◆ Available records:
** START **
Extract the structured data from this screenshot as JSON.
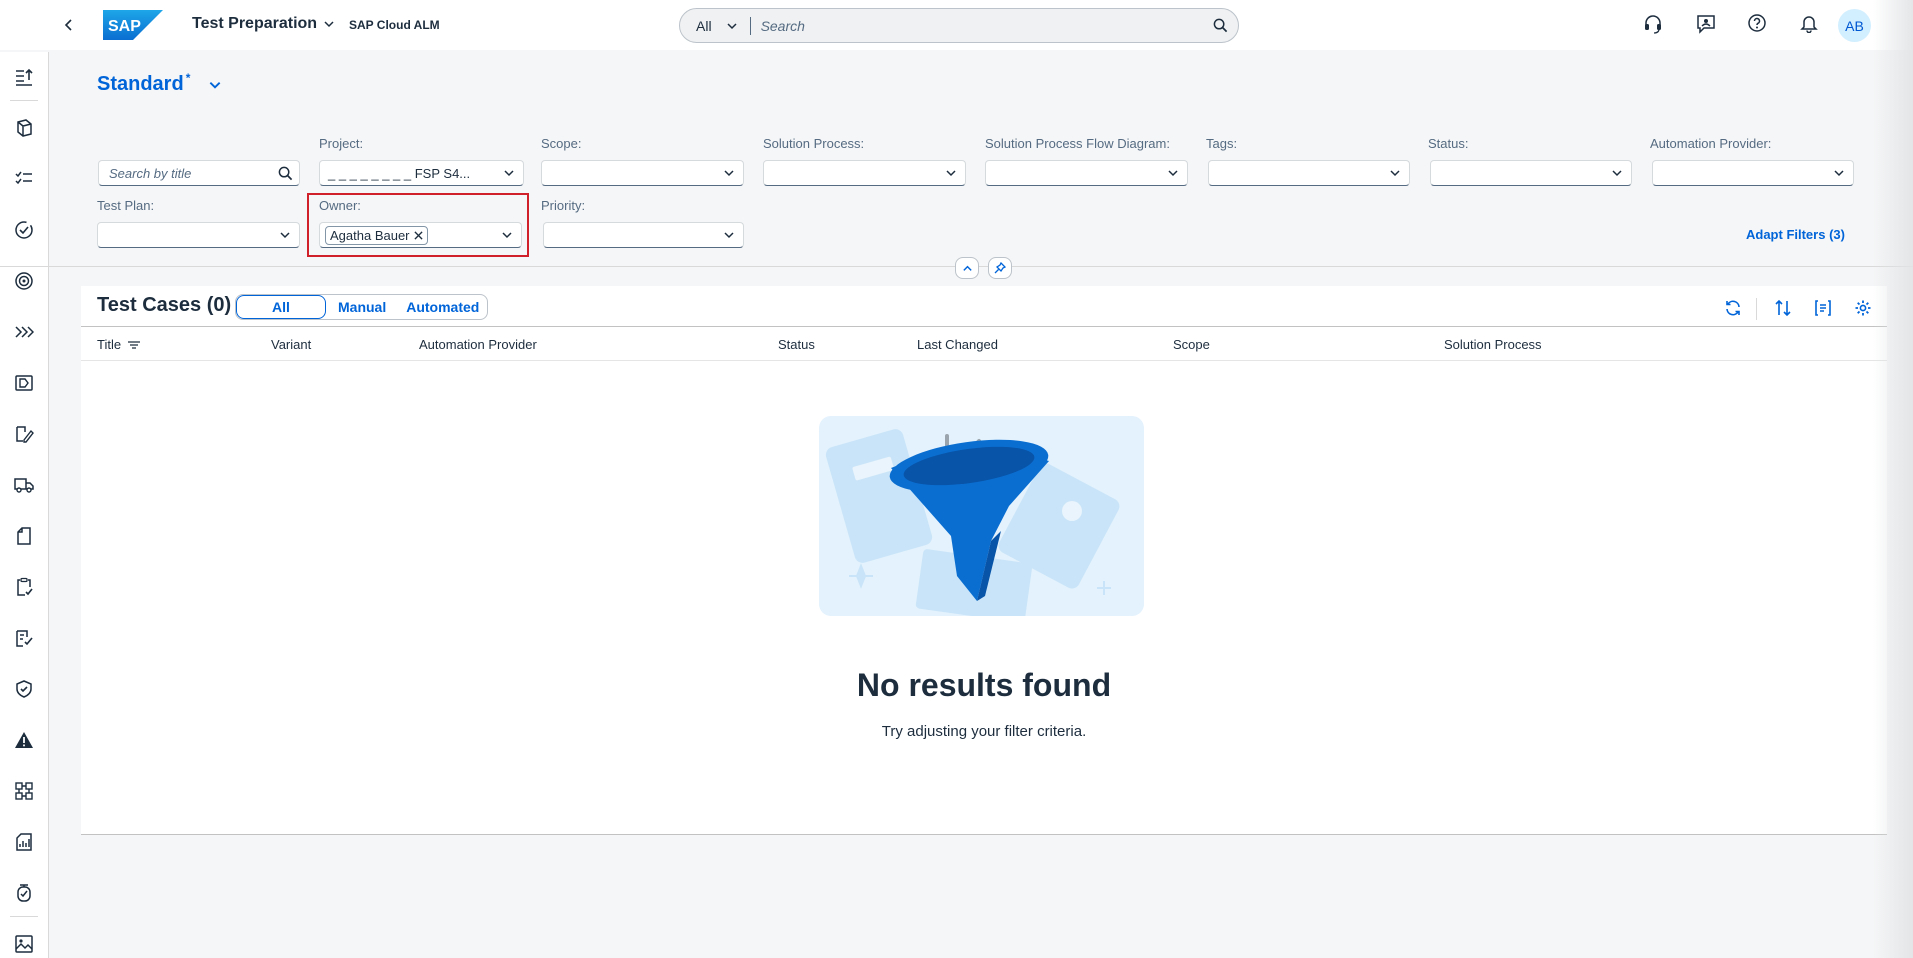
{
  "shell": {
    "title": "Test Preparation",
    "subtitle": "SAP Cloud ALM",
    "logo_text": "SAP",
    "search_scope": "All",
    "search_placeholder": "Search",
    "avatar_initials": "AB"
  },
  "variant": {
    "name": "Standard",
    "modified_marker": "*"
  },
  "filters": {
    "search_placeholder": "Search by title",
    "project": {
      "label": "Project:",
      "value": "_ _ _ _ _ _ _ _ FSP S4..."
    },
    "scope": {
      "label": "Scope:",
      "value": ""
    },
    "solution_process": {
      "label": "Solution Process:",
      "value": ""
    },
    "flow_diagram": {
      "label": "Solution Process Flow Diagram:",
      "value": ""
    },
    "tags": {
      "label": "Tags:",
      "value": ""
    },
    "status": {
      "label": "Status:",
      "value": ""
    },
    "automation_provider": {
      "label": "Automation Provider:",
      "value": ""
    },
    "test_plan": {
      "label": "Test Plan:",
      "value": ""
    },
    "owner": {
      "label": "Owner:",
      "token": "Agatha Bauer"
    },
    "priority": {
      "label": "Priority:",
      "value": ""
    },
    "adapt_label": "Adapt Filters (3)"
  },
  "table": {
    "title": "Test Cases (0)",
    "segments": [
      "All",
      "Manual",
      "Automated"
    ],
    "selected_segment": "All",
    "columns": [
      "Title",
      "Variant",
      "Automation Provider",
      "Status",
      "Last Changed",
      "Scope",
      "Solution Process"
    ],
    "rows": [],
    "empty_title": "No results found",
    "empty_subtitle": "Try adjusting your filter criteria."
  },
  "icons": {
    "shell": [
      "headset-icon",
      "feedback-icon",
      "help-icon",
      "notification-bell-icon"
    ],
    "toolbar": [
      "refresh-icon",
      "sort-icon",
      "group-icon",
      "settings-icon"
    ],
    "nav": [
      "overview-icon",
      "projects-icon",
      "tasks-icon",
      "process-icon",
      "goals-icon",
      "expand-icon",
      "requirements-icon",
      "documents-edit-icon",
      "transport-icon",
      "document-icon",
      "test-clipboard-icon",
      "test-execution-icon",
      "quality-shield-icon",
      "alert-icon",
      "analytics-icon",
      "reports-icon",
      "timer-icon",
      "image-icon"
    ]
  },
  "colors": {
    "brand": "#0064d9",
    "highlight_border": "#d0202a",
    "illustration_blue": "#0a6ed1"
  }
}
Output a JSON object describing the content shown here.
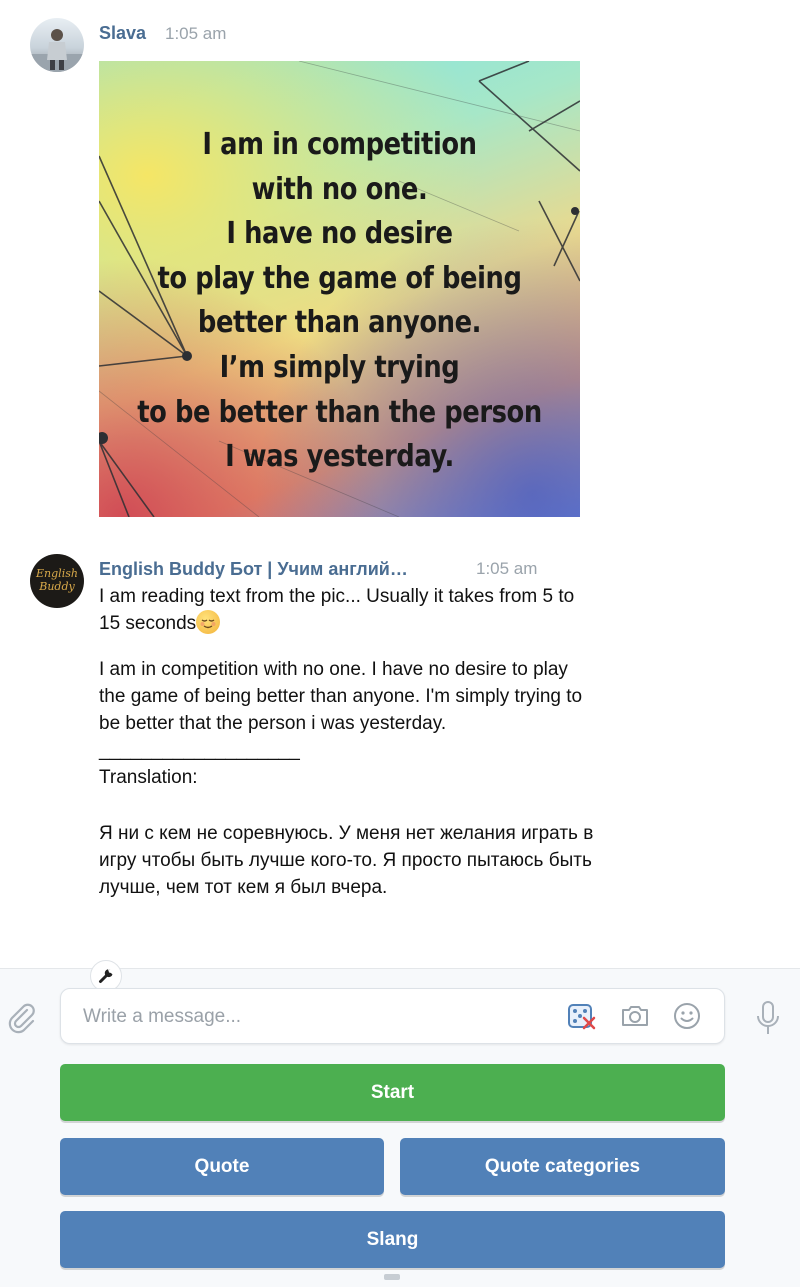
{
  "messages": [
    {
      "sender": "Slava",
      "time": "1:05 am",
      "image_text": [
        "I am in competition",
        "with no one.",
        "I have no desire",
        "to play the game of being",
        "better than anyone.",
        "I’m simply trying",
        "to be better than the person",
        "I was yesterday."
      ]
    },
    {
      "sender": "English Buddy Бот | Учим англий…",
      "time": "1:05 am",
      "avatar_text": [
        "English",
        "Buddy"
      ],
      "lines": [
        "I am reading text from the pic... Usually it takes from 5 to",
        "15 seconds",
        "I am in competition with no one. I have no desire to play",
        "the game of being better than anyone. I'm simply trying to",
        "be better that the person i was yesterday.",
        "___________________",
        "Translation:",
        "Я ни с кем не соревнуюсь. У меня нет желания играть в",
        "игру чтобы быть лучше кого-то. Я просто пытаюсь быть",
        "лучше, чем тот кем я был вчера."
      ],
      "emoji": "relieved-face"
    }
  ],
  "composer": {
    "placeholder": "Write a message..."
  },
  "keyboard": {
    "start": "Start",
    "quote": "Quote",
    "quote_categories": "Quote categories",
    "slang": "Slang"
  },
  "colors": {
    "sender_name": "#4a6d92",
    "timestamp": "#9aa3ab",
    "start_button": "#4caf50",
    "keyboard_button": "#5181b8"
  },
  "icons": [
    "attach-icon",
    "wrench-icon",
    "dice-icon",
    "camera-icon",
    "smile-icon",
    "mic-icon"
  ]
}
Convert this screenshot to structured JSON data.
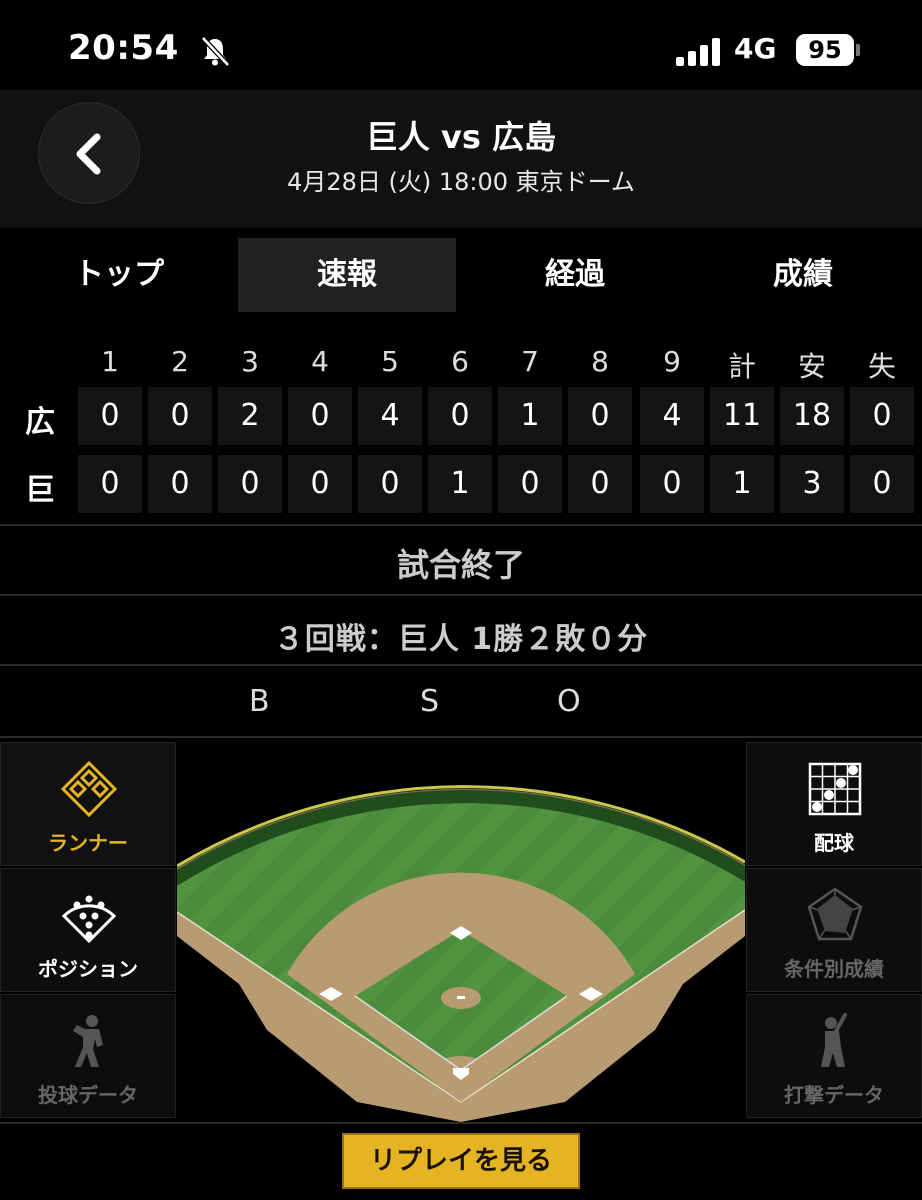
{
  "status_bar": {
    "time": "20:54",
    "network": "4G",
    "battery": "95"
  },
  "header": {
    "title": "巨人 vs 広島",
    "subtitle": "4月28日 (火) 18:00 東京ドーム"
  },
  "tabs": [
    {
      "label": "トップ",
      "active": false
    },
    {
      "label": "速報",
      "active": true
    },
    {
      "label": "経過",
      "active": false
    },
    {
      "label": "成績",
      "active": false
    }
  ],
  "scoreboard": {
    "columns": [
      "1",
      "2",
      "3",
      "4",
      "5",
      "6",
      "7",
      "8",
      "9",
      "計",
      "安",
      "失"
    ],
    "rows": [
      {
        "team": "広",
        "values": [
          "0",
          "0",
          "2",
          "0",
          "4",
          "0",
          "1",
          "0",
          "4",
          "11",
          "18",
          "0"
        ]
      },
      {
        "team": "巨",
        "values": [
          "0",
          "0",
          "0",
          "0",
          "0",
          "1",
          "0",
          "0",
          "0",
          "1",
          "3",
          "0"
        ]
      }
    ]
  },
  "game_status": "試合終了",
  "series_record": "３回戦：巨人 1勝２敗０分",
  "count": {
    "b": "B",
    "s": "S",
    "o": "O"
  },
  "left_panel": [
    {
      "label": "ランナー",
      "icon": "runner-diamond-icon",
      "active": true
    },
    {
      "label": "ポジション",
      "icon": "position-icon",
      "active": false
    },
    {
      "label": "投球データ",
      "icon": "pitcher-icon",
      "active": false
    }
  ],
  "right_panel": [
    {
      "label": "配球",
      "icon": "pitch-grid-icon",
      "active": false
    },
    {
      "label": "条件別成績",
      "icon": "radar-chart-icon",
      "active": false
    },
    {
      "label": "打撃データ",
      "icon": "batter-icon",
      "active": false
    }
  ],
  "replay_button": "リプレイを見る",
  "colors": {
    "accent": "#e6b422",
    "field_grass": "#4d8c3d",
    "infield_dirt": "#b99b72",
    "dim_text": "#666666"
  }
}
** END **
◆ What to produce: Write every entry out again exactly, dropping the pictures.

◆ Task output:
Extract the structured data from this screenshot as JSON.
{
  "shell": {
    "title": "Test Preparation",
    "subtitle": "SAP Cloud ALM",
    "logo_text": "SAP",
    "search_scope": "All",
    "search_placeholder": "Search",
    "avatar_initials": "AB"
  },
  "variant": {
    "name": "Standard",
    "modified_marker": "*"
  },
  "filters": {
    "search_placeholder": "Search by title",
    "project": {
      "label": "Project:",
      "value": "_ _ _ _ _ _ _ _ FSP S4..."
    },
    "scope": {
      "label": "Scope:",
      "value": ""
    },
    "solution_process": {
      "label": "Solution Process:",
      "value": ""
    },
    "flow_diagram": {
      "label": "Solution Process Flow Diagram:",
      "value": ""
    },
    "tags": {
      "label": "Tags:",
      "value": ""
    },
    "status": {
      "label": "Status:",
      "value": ""
    },
    "automation_provider": {
      "label": "Automation Provider:",
      "value": ""
    },
    "test_plan": {
      "label": "Test Plan:",
      "value": ""
    },
    "owner": {
      "label": "Owner:",
      "token": "Agatha Bauer"
    },
    "priority": {
      "label": "Priority:",
      "value": ""
    },
    "adapt_label": "Adapt Filters (3)"
  },
  "table": {
    "title": "Test Cases (0)",
    "segments": [
      "All",
      "Manual",
      "Automated"
    ],
    "selected_segment": "All",
    "columns": [
      "Title",
      "Variant",
      "Automation Provider",
      "Status",
      "Last Changed",
      "Scope",
      "Solution Process"
    ],
    "rows": [],
    "empty_title": "No results found",
    "empty_subtitle": "Try adjusting your filter criteria."
  },
  "icons": {
    "shell": [
      "headset-icon",
      "feedback-icon",
      "help-icon",
      "notification-bell-icon"
    ],
    "toolbar": [
      "refresh-icon",
      "sort-icon",
      "group-icon",
      "settings-icon"
    ],
    "nav": [
      "overview-icon",
      "projects-icon",
      "tasks-icon",
      "process-icon",
      "goals-icon",
      "expand-icon",
      "requirements-icon",
      "documents-edit-icon",
      "transport-icon",
      "document-icon",
      "test-clipboard-icon",
      "test-execution-icon",
      "quality-shield-icon",
      "alert-icon",
      "analytics-icon",
      "reports-icon",
      "timer-icon",
      "image-icon"
    ]
  },
  "colors": {
    "brand": "#0064d9",
    "highlight_border": "#d0202a",
    "illustration_blue": "#0a6ed1"
  }
}
Output a JSON object describing the content shown here.
{
  "messages": [
    {
      "sender": "Slava",
      "time": "1:05 am",
      "image_text": [
        "I am in competition",
        "with no one.",
        "I have no desire",
        "to play the game of being",
        "better than anyone.",
        "I’m simply trying",
        "to be better than the person",
        "I was yesterday."
      ]
    },
    {
      "sender": "English Buddy Бот | Учим англий…",
      "time": "1:05 am",
      "avatar_text": [
        "English",
        "Buddy"
      ],
      "lines": [
        "I am reading text from the pic... Usually it takes from 5 to",
        "15 seconds",
        "I am in competition with no one. I have no desire to play",
        "the game of being better than anyone. I'm simply trying to",
        "be better that the person i was yesterday.",
        "___________________",
        "Translation:",
        "Я ни с кем не соревнуюсь. У меня нет желания играть в",
        "игру чтобы быть лучше кого-то. Я просто пытаюсь быть",
        "лучше, чем тот кем я был вчера."
      ],
      "emoji": "relieved-face"
    }
  ],
  "composer": {
    "placeholder": "Write a message..."
  },
  "keyboard": {
    "start": "Start",
    "quote": "Quote",
    "quote_categories": "Quote categories",
    "slang": "Slang"
  },
  "colors": {
    "sender_name": "#4a6d92",
    "timestamp": "#9aa3ab",
    "start_button": "#4caf50",
    "keyboard_button": "#5181b8"
  },
  "icons": [
    "attach-icon",
    "wrench-icon",
    "dice-icon",
    "camera-icon",
    "smile-icon",
    "mic-icon"
  ]
}
Convert this screenshot to structured JSON data.
{
  "status_bar": {
    "time": "20:54",
    "network": "4G",
    "battery": "95"
  },
  "header": {
    "title": "巨人 vs 広島",
    "subtitle": "4月28日 (火) 18:00 東京ドーム"
  },
  "tabs": [
    {
      "label": "トップ",
      "active": false
    },
    {
      "label": "速報",
      "active": true
    },
    {
      "label": "経過",
      "active": false
    },
    {
      "label": "成績",
      "active": false
    }
  ],
  "scoreboard": {
    "columns": [
      "1",
      "2",
      "3",
      "4",
      "5",
      "6",
      "7",
      "8",
      "9",
      "計",
      "安",
      "失"
    ],
    "rows": [
      {
        "team": "広",
        "values": [
          "0",
          "0",
          "2",
          "0",
          "4",
          "0",
          "1",
          "0",
          "4",
          "11",
          "18",
          "0"
        ]
      },
      {
        "team": "巨",
        "values": [
          "0",
          "0",
          "0",
          "0",
          "0",
          "1",
          "0",
          "0",
          "0",
          "1",
          "3",
          "0"
        ]
      }
    ]
  },
  "game_status": "試合終了",
  "series_record": "３回戦：巨人 1勝２敗０分",
  "count": {
    "b": "B",
    "s": "S",
    "o": "O"
  },
  "left_panel": [
    {
      "label": "ランナー",
      "icon": "runner-diamond-icon",
      "active": true
    },
    {
      "label": "ポジション",
      "icon": "position-icon",
      "active": false
    },
    {
      "label": "投球データ",
      "icon": "pitcher-icon",
      "active": false
    }
  ],
  "right_panel": [
    {
      "label": "配球",
      "icon": "pitch-grid-icon",
      "active": false
    },
    {
      "label": "条件別成績",
      "icon": "radar-chart-icon",
      "active": false
    },
    {
      "label": "打撃データ",
      "icon": "batter-icon",
      "active": false
    }
  ],
  "replay_button": "リプレイを見る",
  "colors": {
    "accent": "#e6b422",
    "field_grass": "#4d8c3d",
    "infield_dirt": "#b99b72",
    "dim_text": "#666666"
  }
}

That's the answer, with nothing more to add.